Check each line of the listing below for the string "group", and give only how many lines hold it.

[Data records]
—————

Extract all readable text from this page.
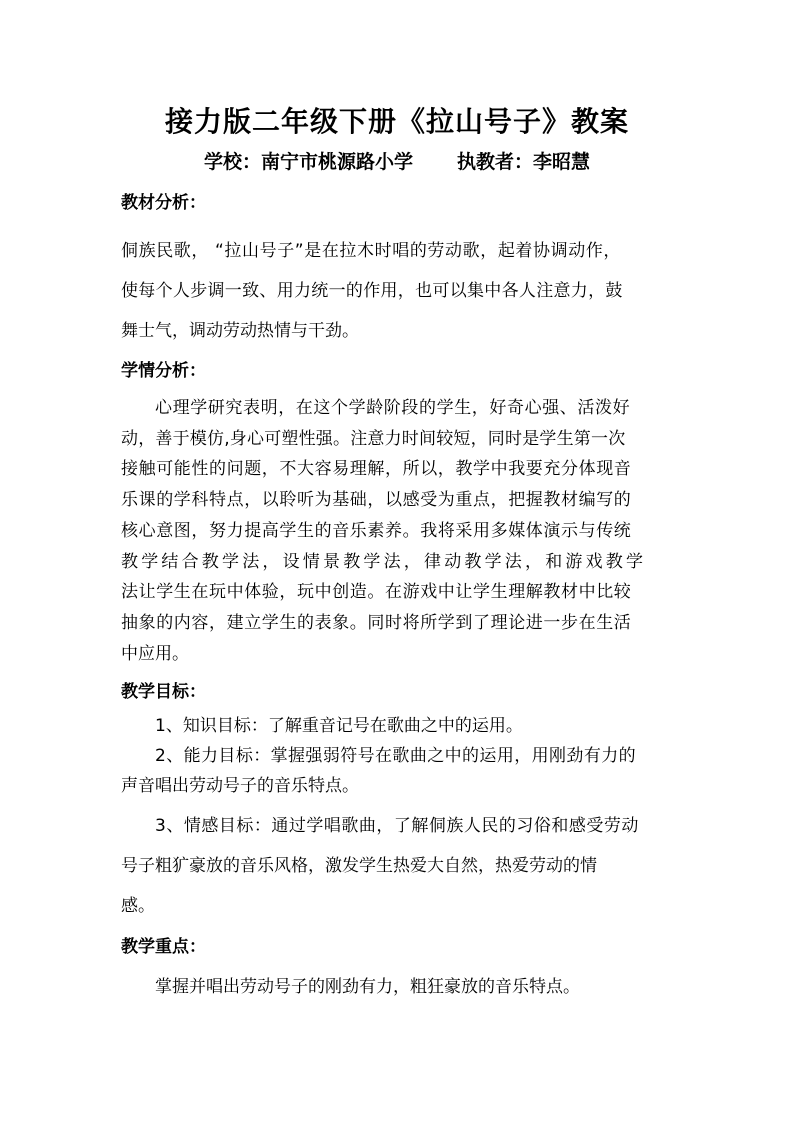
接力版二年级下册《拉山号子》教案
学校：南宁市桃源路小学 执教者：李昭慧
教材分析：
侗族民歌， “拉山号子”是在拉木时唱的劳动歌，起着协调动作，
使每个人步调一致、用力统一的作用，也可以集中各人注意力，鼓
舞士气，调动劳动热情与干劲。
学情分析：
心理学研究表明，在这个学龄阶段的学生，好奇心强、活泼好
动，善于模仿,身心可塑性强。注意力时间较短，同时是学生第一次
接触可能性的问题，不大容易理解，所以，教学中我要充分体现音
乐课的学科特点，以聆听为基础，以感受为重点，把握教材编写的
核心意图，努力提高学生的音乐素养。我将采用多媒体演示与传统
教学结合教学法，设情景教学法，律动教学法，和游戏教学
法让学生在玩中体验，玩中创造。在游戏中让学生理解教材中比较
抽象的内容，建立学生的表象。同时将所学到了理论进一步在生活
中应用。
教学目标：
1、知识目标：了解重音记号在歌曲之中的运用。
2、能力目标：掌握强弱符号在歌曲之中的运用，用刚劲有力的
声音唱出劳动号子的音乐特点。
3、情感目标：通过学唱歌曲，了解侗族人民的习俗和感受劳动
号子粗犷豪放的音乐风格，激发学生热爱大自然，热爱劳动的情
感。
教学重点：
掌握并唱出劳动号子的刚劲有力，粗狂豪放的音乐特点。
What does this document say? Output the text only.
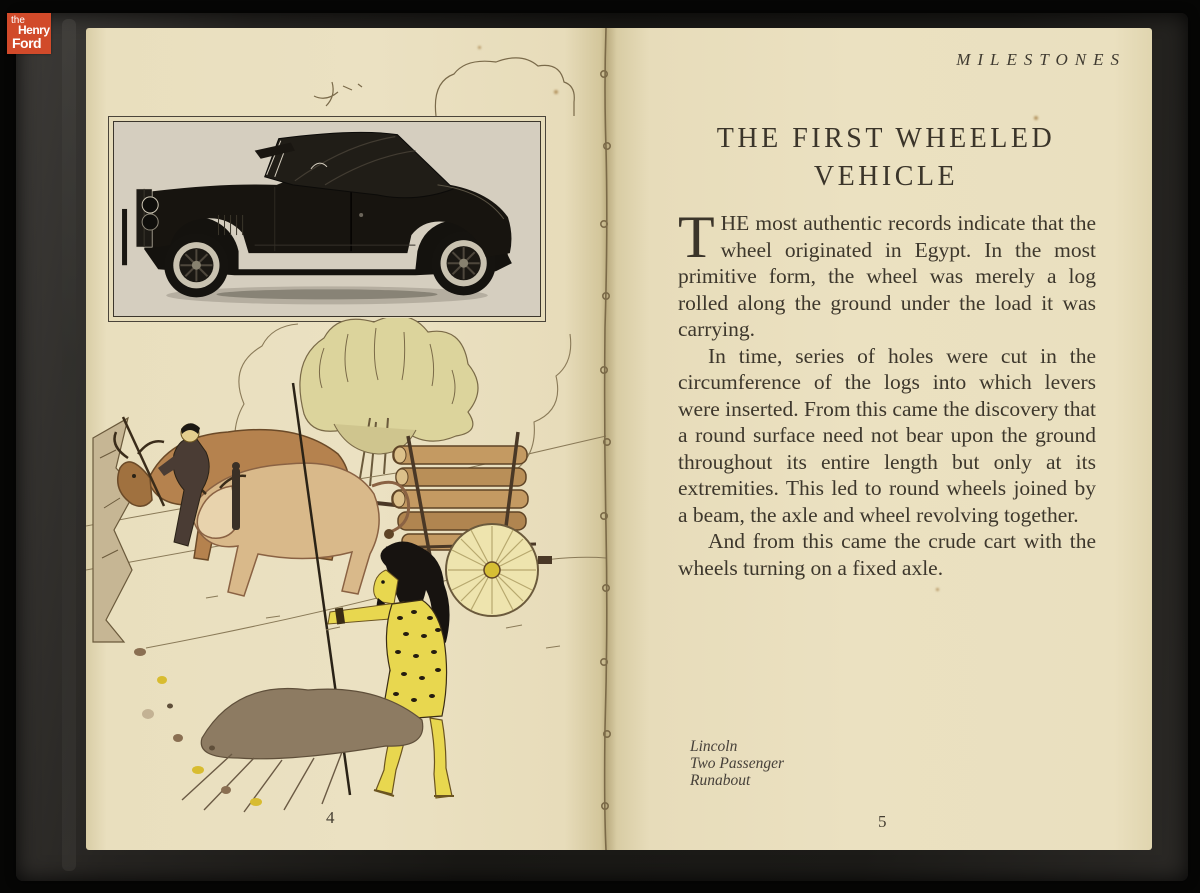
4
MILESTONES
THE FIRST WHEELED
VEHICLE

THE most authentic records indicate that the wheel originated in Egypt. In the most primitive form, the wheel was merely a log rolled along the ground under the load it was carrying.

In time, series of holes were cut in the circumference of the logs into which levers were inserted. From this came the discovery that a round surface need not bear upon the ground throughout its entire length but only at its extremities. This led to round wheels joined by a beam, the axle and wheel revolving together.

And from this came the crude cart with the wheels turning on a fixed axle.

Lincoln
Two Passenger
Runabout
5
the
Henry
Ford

—————

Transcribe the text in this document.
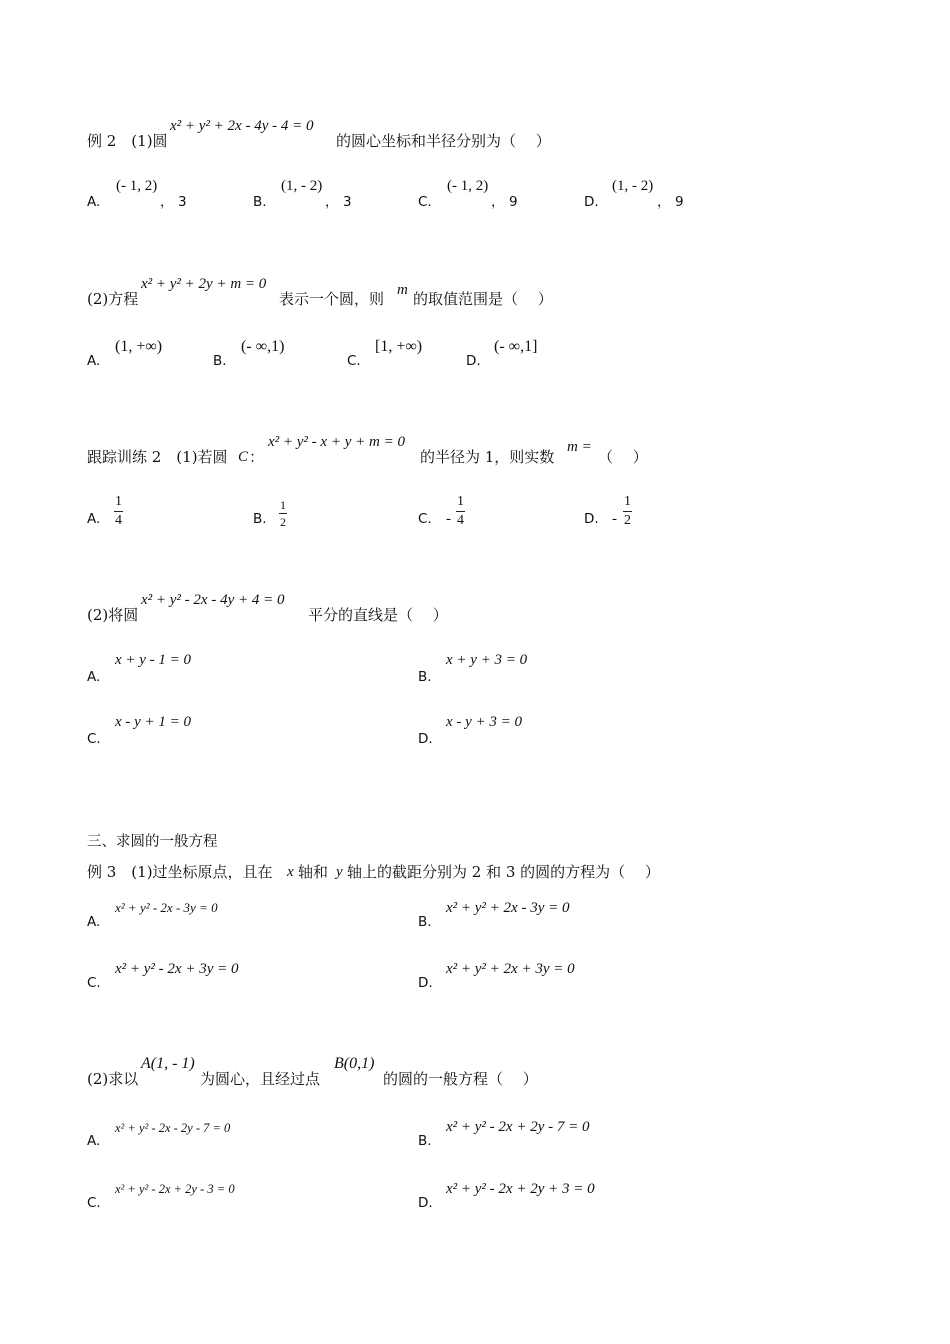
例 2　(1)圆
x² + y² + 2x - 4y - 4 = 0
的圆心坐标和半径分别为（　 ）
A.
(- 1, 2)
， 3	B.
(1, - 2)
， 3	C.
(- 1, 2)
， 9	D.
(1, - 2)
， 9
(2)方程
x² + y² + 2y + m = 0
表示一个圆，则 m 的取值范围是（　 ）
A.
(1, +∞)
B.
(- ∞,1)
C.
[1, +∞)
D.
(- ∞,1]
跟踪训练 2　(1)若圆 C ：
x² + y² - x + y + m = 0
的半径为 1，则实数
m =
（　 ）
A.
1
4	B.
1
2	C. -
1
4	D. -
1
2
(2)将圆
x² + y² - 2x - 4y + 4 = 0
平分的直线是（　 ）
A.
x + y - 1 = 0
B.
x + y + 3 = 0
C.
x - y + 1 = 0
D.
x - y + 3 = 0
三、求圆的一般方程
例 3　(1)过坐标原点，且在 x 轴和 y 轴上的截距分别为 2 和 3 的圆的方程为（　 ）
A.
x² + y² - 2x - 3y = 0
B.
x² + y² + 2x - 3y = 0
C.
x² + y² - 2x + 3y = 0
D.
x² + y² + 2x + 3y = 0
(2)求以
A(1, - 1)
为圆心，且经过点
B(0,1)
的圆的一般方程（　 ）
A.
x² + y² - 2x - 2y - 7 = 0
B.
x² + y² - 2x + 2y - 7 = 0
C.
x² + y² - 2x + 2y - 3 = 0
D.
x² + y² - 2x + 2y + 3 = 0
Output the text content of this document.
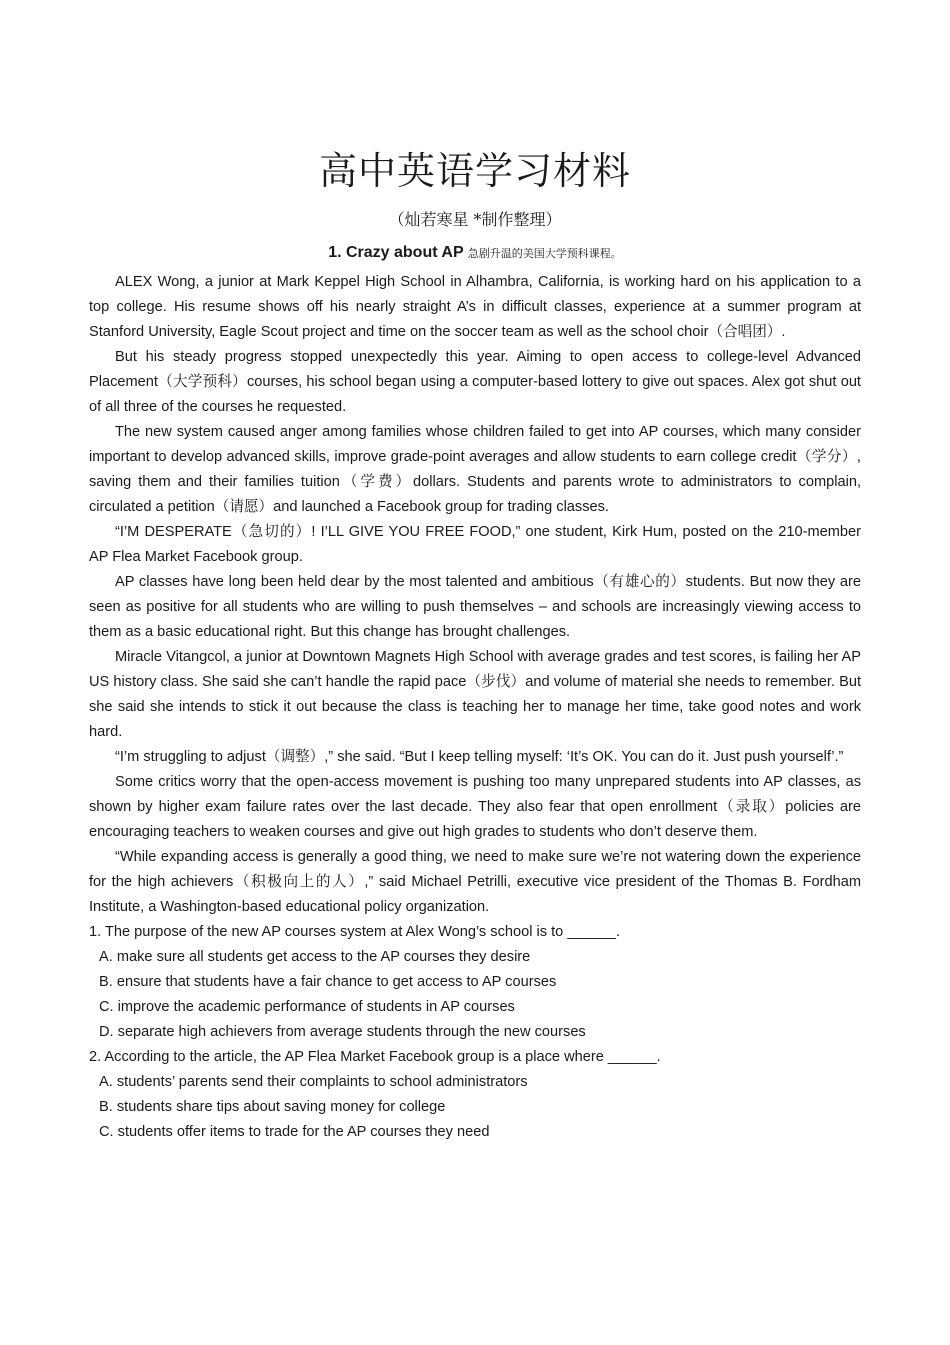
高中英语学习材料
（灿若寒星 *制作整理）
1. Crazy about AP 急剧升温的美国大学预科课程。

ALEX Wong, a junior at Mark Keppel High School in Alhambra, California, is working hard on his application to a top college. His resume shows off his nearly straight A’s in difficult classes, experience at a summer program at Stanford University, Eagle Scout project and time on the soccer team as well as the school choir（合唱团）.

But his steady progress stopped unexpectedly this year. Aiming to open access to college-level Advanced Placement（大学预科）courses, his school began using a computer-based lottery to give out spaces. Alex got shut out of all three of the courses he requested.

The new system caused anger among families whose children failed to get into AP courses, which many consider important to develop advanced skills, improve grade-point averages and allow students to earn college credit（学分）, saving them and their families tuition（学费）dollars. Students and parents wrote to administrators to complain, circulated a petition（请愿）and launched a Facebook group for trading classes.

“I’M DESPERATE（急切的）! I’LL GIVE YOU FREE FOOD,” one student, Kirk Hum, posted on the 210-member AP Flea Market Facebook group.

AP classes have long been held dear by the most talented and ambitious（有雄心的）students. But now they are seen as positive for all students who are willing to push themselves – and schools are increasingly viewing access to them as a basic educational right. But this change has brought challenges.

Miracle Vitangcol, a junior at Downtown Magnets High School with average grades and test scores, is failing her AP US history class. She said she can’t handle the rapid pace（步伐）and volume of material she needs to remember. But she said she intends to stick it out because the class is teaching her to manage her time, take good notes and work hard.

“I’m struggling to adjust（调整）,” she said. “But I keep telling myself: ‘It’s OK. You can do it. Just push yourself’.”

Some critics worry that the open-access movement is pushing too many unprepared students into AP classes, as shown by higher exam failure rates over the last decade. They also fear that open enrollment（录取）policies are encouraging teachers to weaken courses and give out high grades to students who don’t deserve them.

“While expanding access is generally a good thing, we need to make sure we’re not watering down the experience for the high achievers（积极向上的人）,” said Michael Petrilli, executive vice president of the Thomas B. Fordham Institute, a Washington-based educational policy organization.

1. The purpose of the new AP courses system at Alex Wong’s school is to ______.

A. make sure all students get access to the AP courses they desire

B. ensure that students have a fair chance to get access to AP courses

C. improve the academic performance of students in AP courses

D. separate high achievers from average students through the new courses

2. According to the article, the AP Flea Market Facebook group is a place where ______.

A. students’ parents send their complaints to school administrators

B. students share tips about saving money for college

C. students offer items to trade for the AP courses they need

—————

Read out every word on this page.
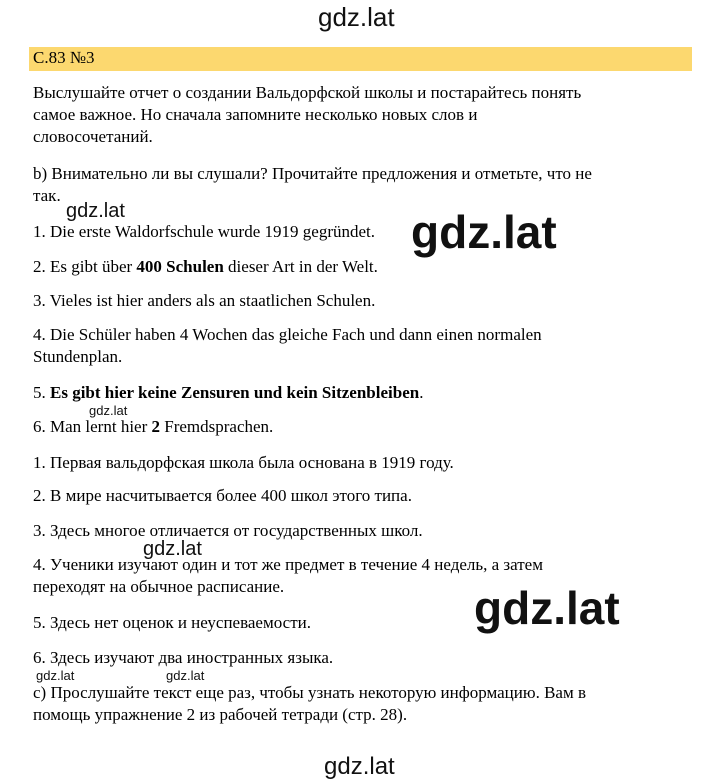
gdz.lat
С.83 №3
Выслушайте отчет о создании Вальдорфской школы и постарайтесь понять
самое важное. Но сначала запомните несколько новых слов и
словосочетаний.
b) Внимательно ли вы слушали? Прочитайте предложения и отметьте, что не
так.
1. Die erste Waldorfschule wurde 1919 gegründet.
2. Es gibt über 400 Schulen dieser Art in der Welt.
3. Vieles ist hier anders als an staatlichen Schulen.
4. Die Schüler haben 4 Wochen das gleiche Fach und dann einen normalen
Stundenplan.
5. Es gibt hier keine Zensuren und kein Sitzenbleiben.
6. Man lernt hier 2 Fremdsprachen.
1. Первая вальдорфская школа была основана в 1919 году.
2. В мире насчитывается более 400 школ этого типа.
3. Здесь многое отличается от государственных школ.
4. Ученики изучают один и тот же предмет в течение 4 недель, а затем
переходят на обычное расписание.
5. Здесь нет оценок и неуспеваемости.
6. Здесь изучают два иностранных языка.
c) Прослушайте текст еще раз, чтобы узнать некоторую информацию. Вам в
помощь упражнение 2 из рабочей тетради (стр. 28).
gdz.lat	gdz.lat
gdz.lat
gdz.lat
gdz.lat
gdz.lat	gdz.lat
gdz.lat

—————

OUTPUT OF THE EXERCISE: 3